▶ _SET EXERCISE_
Look through the listing below and report how many lines contain "система", as a bare number.
.....
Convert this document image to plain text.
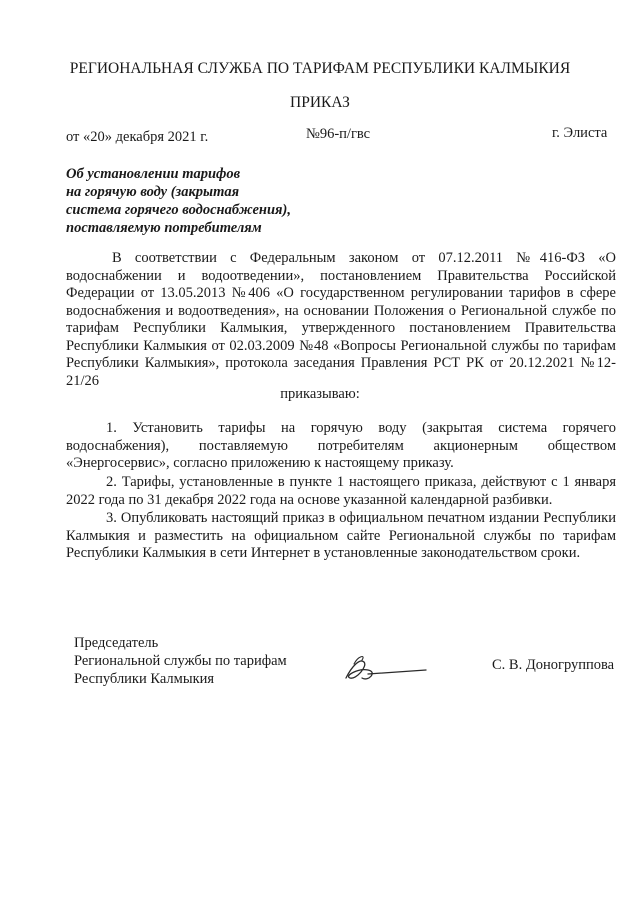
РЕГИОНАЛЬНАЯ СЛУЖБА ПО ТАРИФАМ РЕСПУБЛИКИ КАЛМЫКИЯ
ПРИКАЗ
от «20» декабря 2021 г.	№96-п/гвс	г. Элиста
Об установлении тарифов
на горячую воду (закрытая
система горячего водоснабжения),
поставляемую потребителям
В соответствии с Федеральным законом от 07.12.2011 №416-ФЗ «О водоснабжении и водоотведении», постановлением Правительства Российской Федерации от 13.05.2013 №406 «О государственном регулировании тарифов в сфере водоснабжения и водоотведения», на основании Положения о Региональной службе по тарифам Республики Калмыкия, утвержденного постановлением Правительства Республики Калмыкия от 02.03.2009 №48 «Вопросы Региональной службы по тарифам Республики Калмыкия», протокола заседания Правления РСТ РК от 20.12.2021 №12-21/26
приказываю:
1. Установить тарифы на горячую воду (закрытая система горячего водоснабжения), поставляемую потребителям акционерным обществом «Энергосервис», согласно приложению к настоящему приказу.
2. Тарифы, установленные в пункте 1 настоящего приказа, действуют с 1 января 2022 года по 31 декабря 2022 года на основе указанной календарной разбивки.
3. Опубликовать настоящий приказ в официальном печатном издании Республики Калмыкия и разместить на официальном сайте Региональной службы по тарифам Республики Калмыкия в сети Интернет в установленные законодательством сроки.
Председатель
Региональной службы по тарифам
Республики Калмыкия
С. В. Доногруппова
.....
▶ _TASK RESPONSE_
2